Given records:
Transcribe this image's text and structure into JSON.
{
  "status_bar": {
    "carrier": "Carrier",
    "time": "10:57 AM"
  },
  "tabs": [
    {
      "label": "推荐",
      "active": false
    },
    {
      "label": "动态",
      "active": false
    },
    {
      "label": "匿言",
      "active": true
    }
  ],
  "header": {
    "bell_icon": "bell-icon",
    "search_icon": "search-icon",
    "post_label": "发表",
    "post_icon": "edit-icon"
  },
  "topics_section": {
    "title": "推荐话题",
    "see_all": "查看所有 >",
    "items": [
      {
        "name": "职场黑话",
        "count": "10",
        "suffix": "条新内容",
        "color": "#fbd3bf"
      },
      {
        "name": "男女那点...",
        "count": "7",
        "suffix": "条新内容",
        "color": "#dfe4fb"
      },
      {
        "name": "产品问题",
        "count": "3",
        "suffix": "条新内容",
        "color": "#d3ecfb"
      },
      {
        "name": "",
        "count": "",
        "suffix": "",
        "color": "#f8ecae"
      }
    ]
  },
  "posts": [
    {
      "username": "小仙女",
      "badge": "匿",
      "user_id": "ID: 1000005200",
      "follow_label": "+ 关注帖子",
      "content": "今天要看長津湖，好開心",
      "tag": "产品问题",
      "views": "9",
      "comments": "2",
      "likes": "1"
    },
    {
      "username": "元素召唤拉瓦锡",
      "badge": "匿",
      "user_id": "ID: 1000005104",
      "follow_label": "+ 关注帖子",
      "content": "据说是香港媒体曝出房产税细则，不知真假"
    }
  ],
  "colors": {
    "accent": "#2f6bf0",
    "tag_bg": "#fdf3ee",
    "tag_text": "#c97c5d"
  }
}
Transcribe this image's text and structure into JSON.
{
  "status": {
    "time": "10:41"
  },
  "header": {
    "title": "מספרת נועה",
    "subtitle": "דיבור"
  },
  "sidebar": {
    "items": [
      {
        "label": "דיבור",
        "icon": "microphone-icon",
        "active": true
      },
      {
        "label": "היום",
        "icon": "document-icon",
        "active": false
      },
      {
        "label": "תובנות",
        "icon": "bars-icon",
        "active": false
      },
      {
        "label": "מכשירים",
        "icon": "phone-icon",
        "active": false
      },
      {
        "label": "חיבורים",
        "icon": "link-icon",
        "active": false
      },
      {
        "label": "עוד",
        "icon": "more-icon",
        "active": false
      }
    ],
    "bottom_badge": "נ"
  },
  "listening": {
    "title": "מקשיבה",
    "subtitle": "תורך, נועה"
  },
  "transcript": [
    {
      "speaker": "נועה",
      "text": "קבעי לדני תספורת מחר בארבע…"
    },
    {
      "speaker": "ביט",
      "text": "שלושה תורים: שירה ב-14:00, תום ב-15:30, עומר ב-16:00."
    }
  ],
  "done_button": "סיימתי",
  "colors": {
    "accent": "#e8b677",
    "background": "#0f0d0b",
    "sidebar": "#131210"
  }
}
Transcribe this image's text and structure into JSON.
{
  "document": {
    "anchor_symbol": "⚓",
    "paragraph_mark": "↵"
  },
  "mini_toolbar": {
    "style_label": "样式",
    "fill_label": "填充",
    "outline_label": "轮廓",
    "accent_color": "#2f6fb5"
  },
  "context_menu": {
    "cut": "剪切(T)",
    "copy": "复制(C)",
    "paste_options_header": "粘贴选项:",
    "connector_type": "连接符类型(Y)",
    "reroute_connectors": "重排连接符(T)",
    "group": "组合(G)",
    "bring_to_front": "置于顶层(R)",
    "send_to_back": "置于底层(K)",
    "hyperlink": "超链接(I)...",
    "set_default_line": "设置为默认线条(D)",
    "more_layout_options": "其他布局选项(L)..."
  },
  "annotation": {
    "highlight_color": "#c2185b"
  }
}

---

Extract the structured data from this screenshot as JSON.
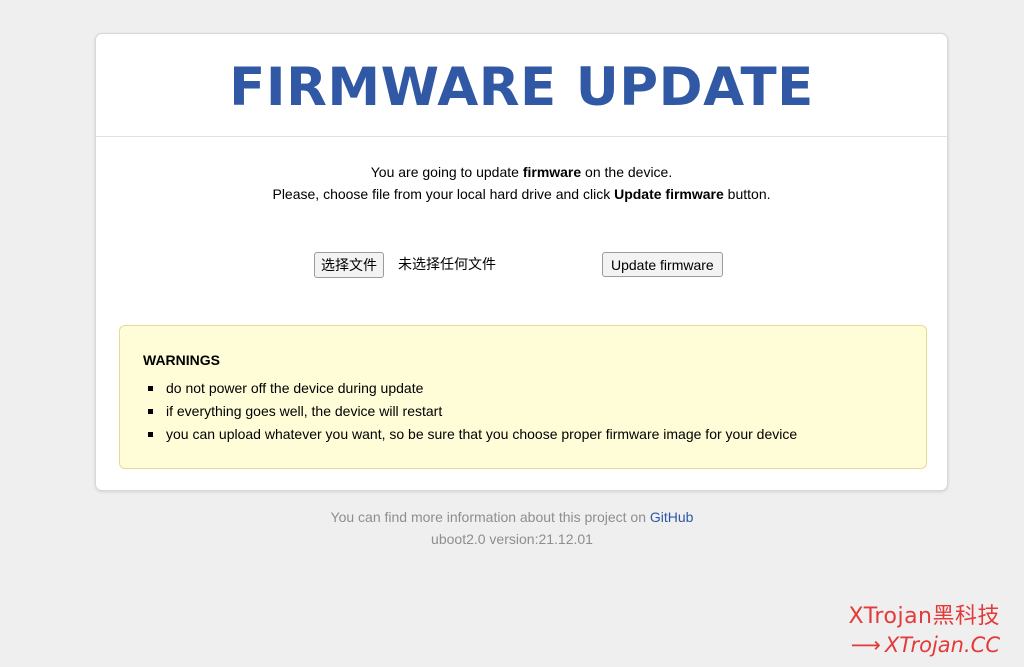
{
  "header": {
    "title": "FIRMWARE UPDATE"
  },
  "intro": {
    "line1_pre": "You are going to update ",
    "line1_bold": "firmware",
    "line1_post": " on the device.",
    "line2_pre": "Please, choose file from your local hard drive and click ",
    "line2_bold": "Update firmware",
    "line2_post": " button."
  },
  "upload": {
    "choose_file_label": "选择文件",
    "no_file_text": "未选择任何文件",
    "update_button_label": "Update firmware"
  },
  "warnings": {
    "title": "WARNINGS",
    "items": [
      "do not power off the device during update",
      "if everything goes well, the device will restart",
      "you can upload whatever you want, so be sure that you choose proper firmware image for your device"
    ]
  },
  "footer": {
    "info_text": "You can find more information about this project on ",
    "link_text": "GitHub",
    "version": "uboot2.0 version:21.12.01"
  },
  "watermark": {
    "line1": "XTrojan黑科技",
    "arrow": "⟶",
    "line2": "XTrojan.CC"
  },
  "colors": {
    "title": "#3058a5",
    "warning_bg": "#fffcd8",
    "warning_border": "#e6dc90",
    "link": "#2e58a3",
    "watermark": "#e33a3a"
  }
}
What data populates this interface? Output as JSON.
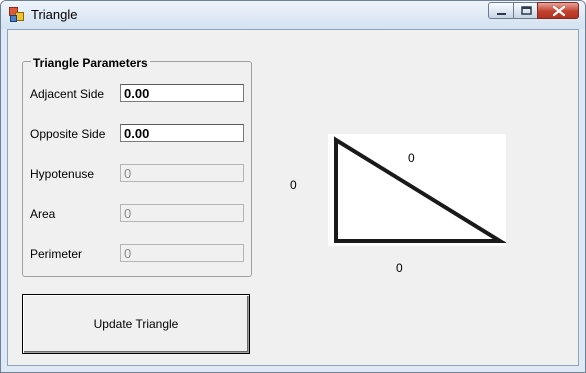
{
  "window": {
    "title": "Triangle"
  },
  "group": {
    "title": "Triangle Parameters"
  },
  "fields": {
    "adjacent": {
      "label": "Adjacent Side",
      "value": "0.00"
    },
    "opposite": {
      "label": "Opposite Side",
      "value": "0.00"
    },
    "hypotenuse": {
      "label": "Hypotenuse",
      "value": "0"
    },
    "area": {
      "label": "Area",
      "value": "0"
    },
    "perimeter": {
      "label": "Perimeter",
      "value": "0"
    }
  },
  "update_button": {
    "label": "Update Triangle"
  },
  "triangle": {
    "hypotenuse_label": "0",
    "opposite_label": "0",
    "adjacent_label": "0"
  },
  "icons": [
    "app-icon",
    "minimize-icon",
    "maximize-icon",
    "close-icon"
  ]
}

--

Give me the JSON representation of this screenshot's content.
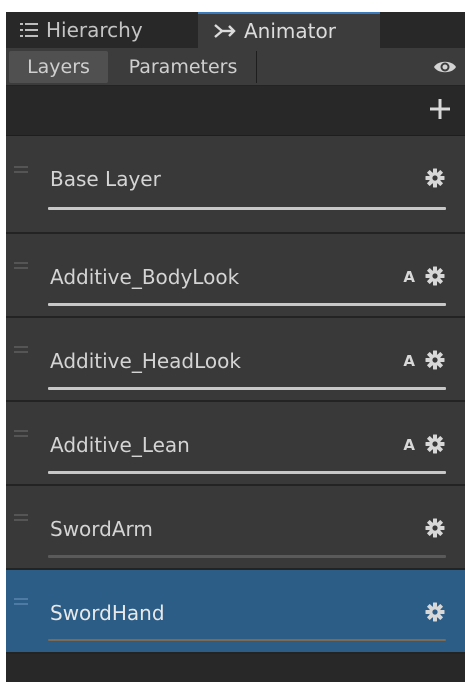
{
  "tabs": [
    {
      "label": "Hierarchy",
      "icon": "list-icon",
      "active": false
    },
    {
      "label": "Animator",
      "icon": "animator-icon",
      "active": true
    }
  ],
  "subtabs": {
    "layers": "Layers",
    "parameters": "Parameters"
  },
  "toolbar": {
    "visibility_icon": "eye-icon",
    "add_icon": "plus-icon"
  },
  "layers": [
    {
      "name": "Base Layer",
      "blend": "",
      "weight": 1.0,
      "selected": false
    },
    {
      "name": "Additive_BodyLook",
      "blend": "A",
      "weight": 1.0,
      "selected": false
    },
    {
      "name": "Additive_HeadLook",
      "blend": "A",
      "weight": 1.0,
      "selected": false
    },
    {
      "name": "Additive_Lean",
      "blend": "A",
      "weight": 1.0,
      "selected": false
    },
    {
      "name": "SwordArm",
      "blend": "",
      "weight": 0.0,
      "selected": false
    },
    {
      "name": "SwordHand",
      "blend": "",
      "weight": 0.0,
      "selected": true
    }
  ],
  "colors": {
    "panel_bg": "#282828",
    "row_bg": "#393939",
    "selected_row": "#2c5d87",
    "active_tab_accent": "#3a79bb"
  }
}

Exercise aim: Copy all lines of the material above where the string "true" occurs.

Solution to this task:
      "active": true
        "active": true
      "active": true
      "selected": true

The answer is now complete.